----- Extracted information

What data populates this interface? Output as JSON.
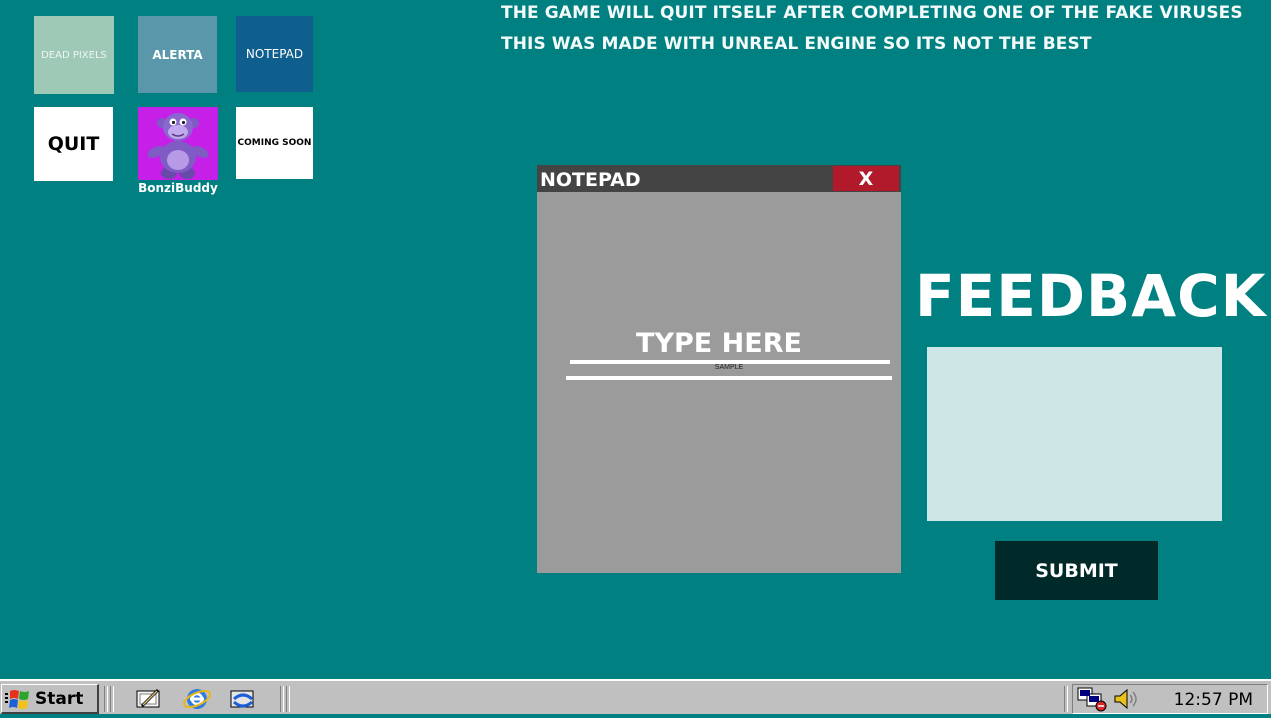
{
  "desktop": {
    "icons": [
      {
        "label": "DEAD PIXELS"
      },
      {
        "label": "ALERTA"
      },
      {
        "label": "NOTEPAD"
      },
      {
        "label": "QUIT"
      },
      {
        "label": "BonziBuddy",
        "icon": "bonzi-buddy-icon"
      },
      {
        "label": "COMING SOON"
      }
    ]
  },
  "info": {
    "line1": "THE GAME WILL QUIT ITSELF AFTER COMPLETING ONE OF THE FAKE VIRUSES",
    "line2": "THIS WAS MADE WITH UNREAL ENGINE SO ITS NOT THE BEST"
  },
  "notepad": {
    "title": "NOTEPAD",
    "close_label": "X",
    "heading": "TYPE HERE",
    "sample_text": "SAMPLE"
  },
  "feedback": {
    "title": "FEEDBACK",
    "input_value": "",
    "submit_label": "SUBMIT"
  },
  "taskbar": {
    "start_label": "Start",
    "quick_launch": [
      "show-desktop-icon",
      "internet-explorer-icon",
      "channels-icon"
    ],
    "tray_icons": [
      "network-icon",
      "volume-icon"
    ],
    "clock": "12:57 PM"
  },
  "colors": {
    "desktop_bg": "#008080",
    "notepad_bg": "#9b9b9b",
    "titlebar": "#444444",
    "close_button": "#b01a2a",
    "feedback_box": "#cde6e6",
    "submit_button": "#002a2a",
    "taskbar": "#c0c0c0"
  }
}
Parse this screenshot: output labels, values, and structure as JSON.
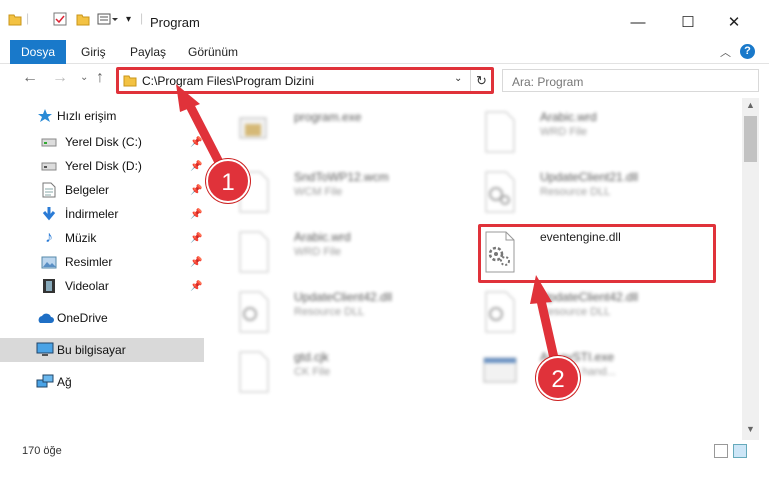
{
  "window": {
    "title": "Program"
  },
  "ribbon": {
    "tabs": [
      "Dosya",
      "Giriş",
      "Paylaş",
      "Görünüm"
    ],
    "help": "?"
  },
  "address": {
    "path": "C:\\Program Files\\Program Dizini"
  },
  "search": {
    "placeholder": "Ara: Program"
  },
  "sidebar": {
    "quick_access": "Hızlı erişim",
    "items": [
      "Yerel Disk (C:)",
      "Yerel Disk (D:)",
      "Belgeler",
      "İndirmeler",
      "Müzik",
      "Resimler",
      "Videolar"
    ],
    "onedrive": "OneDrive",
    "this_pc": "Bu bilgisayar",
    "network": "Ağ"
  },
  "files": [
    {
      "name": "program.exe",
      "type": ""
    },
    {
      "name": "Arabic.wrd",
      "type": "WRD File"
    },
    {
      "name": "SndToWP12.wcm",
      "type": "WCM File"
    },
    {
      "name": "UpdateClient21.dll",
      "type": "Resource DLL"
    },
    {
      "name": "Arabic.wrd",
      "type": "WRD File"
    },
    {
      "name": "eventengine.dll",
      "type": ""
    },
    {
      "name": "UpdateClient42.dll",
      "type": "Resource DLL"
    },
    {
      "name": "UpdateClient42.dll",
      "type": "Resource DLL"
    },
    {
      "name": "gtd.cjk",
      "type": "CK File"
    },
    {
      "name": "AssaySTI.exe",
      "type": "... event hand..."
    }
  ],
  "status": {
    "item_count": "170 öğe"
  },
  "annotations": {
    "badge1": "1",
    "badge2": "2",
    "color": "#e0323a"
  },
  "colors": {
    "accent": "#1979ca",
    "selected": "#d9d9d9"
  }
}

----------

#### What you are asked to do
Give every line above again exactly, with no pictures.

#### Response to the exercise
What data populates this interface? Output as JSON.
{
  "desktop": {
    "icons": [
      {
        "label": "DEAD PIXELS"
      },
      {
        "label": "ALERTA"
      },
      {
        "label": "NOTEPAD"
      },
      {
        "label": "QUIT"
      },
      {
        "label": "BonziBuddy",
        "icon": "bonzi-buddy-icon"
      },
      {
        "label": "COMING SOON"
      }
    ]
  },
  "info": {
    "line1": "THE GAME WILL QUIT ITSELF AFTER COMPLETING ONE OF THE FAKE VIRUSES",
    "line2": "THIS WAS MADE WITH UNREAL ENGINE SO ITS NOT THE BEST"
  },
  "notepad": {
    "title": "NOTEPAD",
    "close_label": "X",
    "heading": "TYPE HERE",
    "sample_text": "SAMPLE"
  },
  "feedback": {
    "title": "FEEDBACK",
    "input_value": "",
    "submit_label": "SUBMIT"
  },
  "taskbar": {
    "start_label": "Start",
    "quick_launch": [
      "show-desktop-icon",
      "internet-explorer-icon",
      "channels-icon"
    ],
    "tray_icons": [
      "network-icon",
      "volume-icon"
    ],
    "clock": "12:57 PM"
  },
  "colors": {
    "desktop_bg": "#008080",
    "notepad_bg": "#9b9b9b",
    "titlebar": "#444444",
    "close_button": "#b01a2a",
    "feedback_box": "#cde6e6",
    "submit_button": "#002a2a",
    "taskbar": "#c0c0c0"
  }
}
Parse this screenshot: output labels, values, and structure as JSON.
{
  "window": {
    "title": "Program"
  },
  "ribbon": {
    "tabs": [
      "Dosya",
      "Giriş",
      "Paylaş",
      "Görünüm"
    ],
    "help": "?"
  },
  "address": {
    "path": "C:\\Program Files\\Program Dizini"
  },
  "search": {
    "placeholder": "Ara: Program"
  },
  "sidebar": {
    "quick_access": "Hızlı erişim",
    "items": [
      "Yerel Disk (C:)",
      "Yerel Disk (D:)",
      "Belgeler",
      "İndirmeler",
      "Müzik",
      "Resimler",
      "Videolar"
    ],
    "onedrive": "OneDrive",
    "this_pc": "Bu bilgisayar",
    "network": "Ağ"
  },
  "files": [
    {
      "name": "program.exe",
      "type": ""
    },
    {
      "name": "Arabic.wrd",
      "type": "WRD File"
    },
    {
      "name": "SndToWP12.wcm",
      "type": "WCM File"
    },
    {
      "name": "UpdateClient21.dll",
      "type": "Resource DLL"
    },
    {
      "name": "Arabic.wrd",
      "type": "WRD File"
    },
    {
      "name": "eventengine.dll",
      "type": ""
    },
    {
      "name": "UpdateClient42.dll",
      "type": "Resource DLL"
    },
    {
      "name": "UpdateClient42.dll",
      "type": "Resource DLL"
    },
    {
      "name": "gtd.cjk",
      "type": "CK File"
    },
    {
      "name": "AssaySTI.exe",
      "type": "... event hand..."
    }
  ],
  "status": {
    "item_count": "170 öğe"
  },
  "annotations": {
    "badge1": "1",
    "badge2": "2",
    "color": "#e0323a"
  },
  "colors": {
    "accent": "#1979ca",
    "selected": "#d9d9d9"
  }
}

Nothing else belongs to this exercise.